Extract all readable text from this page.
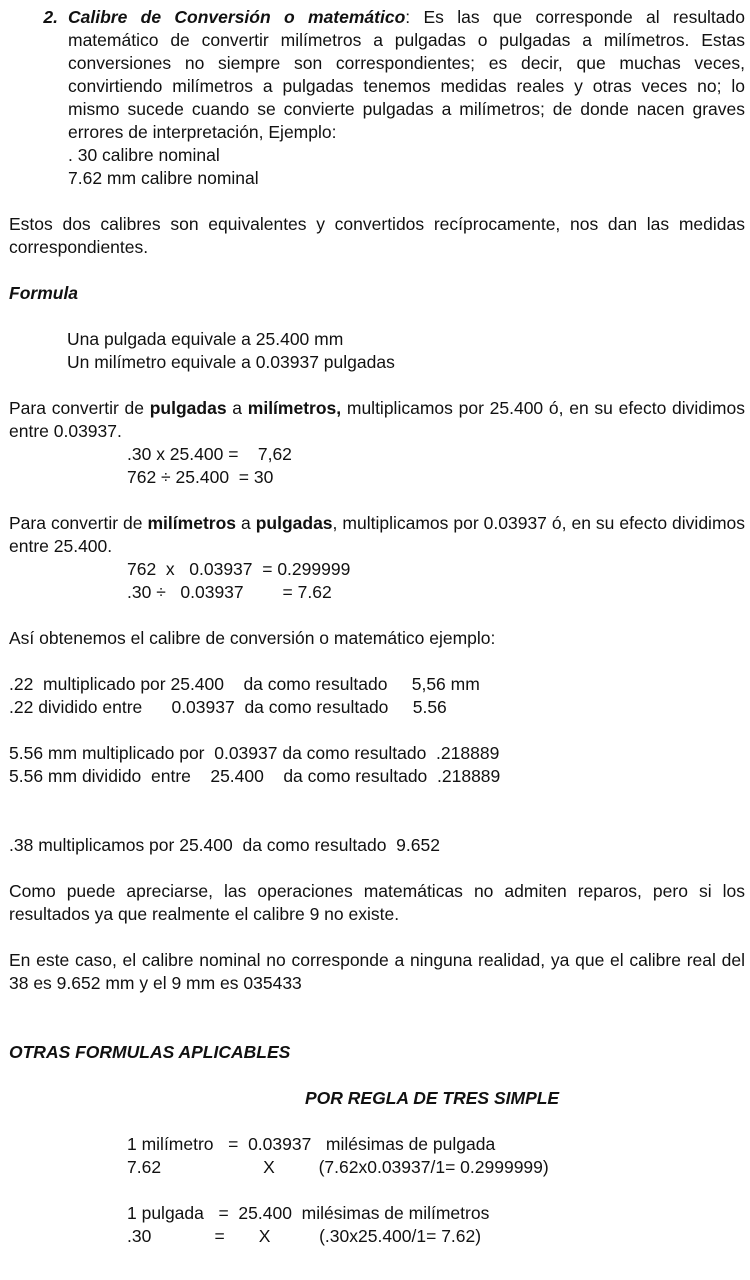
2. Calibre de Conversión o matemático: Es las que corresponde al resultado matemático de convertir milímetros a pulgadas o pulgadas a milímetros. Estas conversiones no siempre son correspondientes; es decir, que muchas veces, convirtiendo milímetros a pulgadas tenemos medidas reales y otras veces no; lo mismo sucede cuando se convierte pulgadas a milímetros; de donde nacen graves errores de interpretación, Ejemplo:
. 30 calibre nominal
7.62 mm calibre nominal
Estos dos calibres son equivalentes y convertidos recíprocamente, nos dan las medidas correspondientes.
Formula
Una pulgada equivale a 25.400 mm
Un milímetro equivale a 0.03937 pulgadas
Para convertir de pulgadas a milímetros, multiplicamos por 25.400 ó, en su efecto dividimos entre 0.03937.
.30 x 25.400 =    7,62
762 ÷ 25.400  = 30
Para convertir de milímetros a pulgadas, multiplicamos por 0.03937 ó, en su efecto dividimos entre 25.400.
762  x   0.03937  = 0.299999
.30 ÷   0.03937        = 7.62
Así obtenemos el calibre de conversión o matemático ejemplo:
.22  multiplicado por 25.400    da como resultado     5,56 mm
.22 dividido entre      0.03937  da como resultado     5.56
5.56 mm multiplicado por  0.03937 da como resultado  .218889
5.56 mm dividido  entre    25.400    da como resultado  .218889
.38 multiplicamos por 25.400  da como resultado  9.652
Como puede apreciarse, las operaciones matemáticas no admiten reparos, pero si los resultados ya que realmente el calibre 9 no existe.
En este caso, el calibre nominal no corresponde a ninguna realidad, ya que el calibre real del 38 es 9.652 mm y el 9 mm es 035433
OTRAS FORMULAS APLICABLES
POR REGLA DE TRES SIMPLE
1 milímetro   =  0.03937   milésimas de pulgada
7.62                     X         (7.62x0.03937/1= 0.2999999)
1 pulgada   =  25.400  milésimas de milímetros
.30             =       X          (.30x25.400/1= 7.62)
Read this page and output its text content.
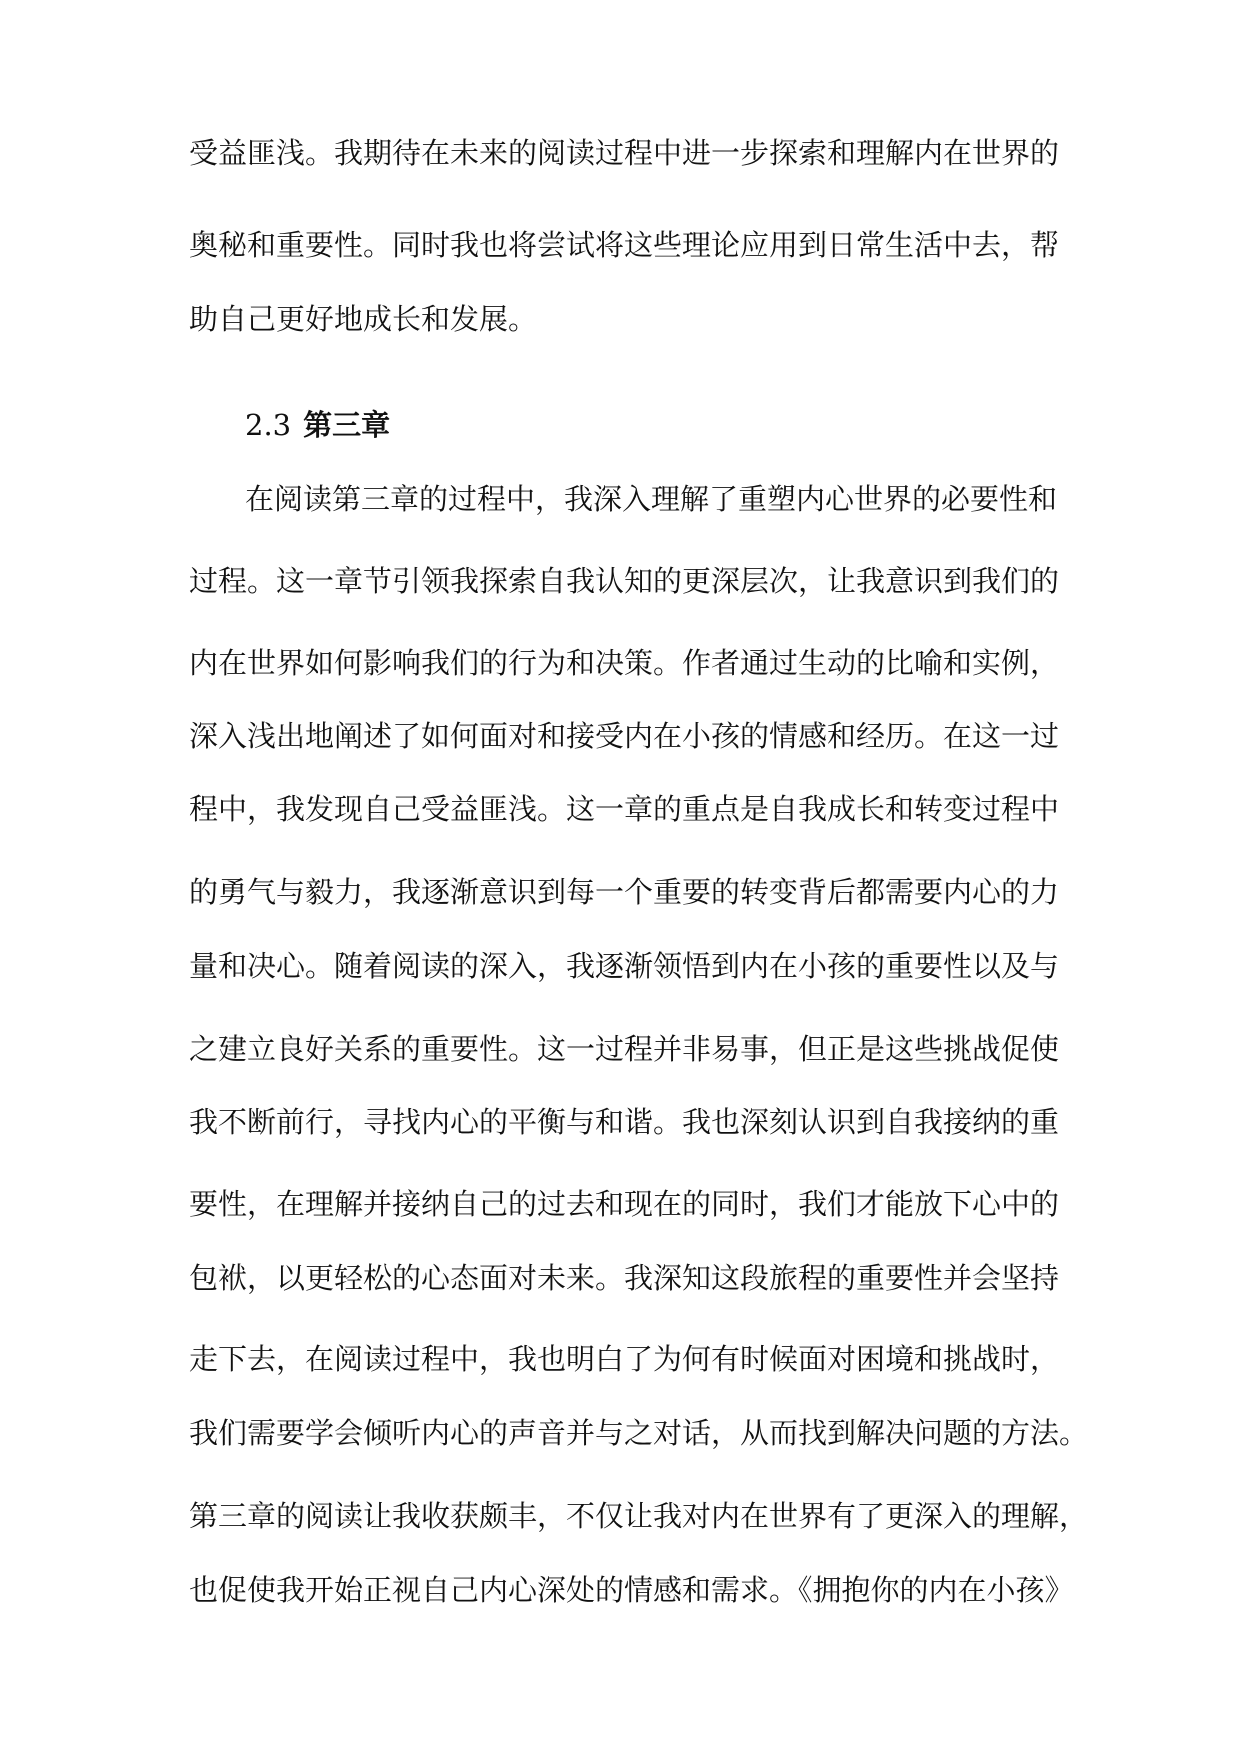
受益匪浅。我期待在未来的阅读过程中进一步探索和理解内在世界的
奥秘和重要性。同时我也将尝试将这些理论应用到日常生活中去，帮
助自己更好地成长和发展。
2.3 第三章
在阅读第三章的过程中，我深入理解了重塑内心世界的必要性和
过程。这一章节引领我探索自我认知的更深层次，让我意识到我们的
内在世界如何影响我们的行为和决策。作者通过生动的比喻和实例，
深入浅出地阐述了如何面对和接受内在小孩的情感和经历。在这一过
程中，我发现自己受益匪浅。这一章的重点是自我成长和转变过程中
的勇气与毅力，我逐渐意识到每一个重要的转变背后都需要内心的力
量和决心。随着阅读的深入，我逐渐领悟到内在小孩的重要性以及与
之建立良好关系的重要性。这一过程并非易事，但正是这些挑战促使
我不断前行，寻找内心的平衡与和谐。我也深刻认识到自我接纳的重
要性，在理解并接纳自己的过去和现在的同时，我们才能放下心中的
包袱，以更轻松的心态面对未来。我深知这段旅程的重要性并会坚持
走下去，在阅读过程中，我也明白了为何有时候面对困境和挑战时，
我们需要学会倾听内心的声音并与之对话，从而找到解决问题的方法。
第三章的阅读让我收获颇丰，不仅让我对内在世界有了更深入的理解，
也促使我开始正视自己内心深处的情感和需求。《拥抱你的内在小孩》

══════════

- _Exercise instructions_: Copy all lines from the listing that contain "page".

- _Exercise result_:
Extract all readable text from this page.
Read this page and output its text content.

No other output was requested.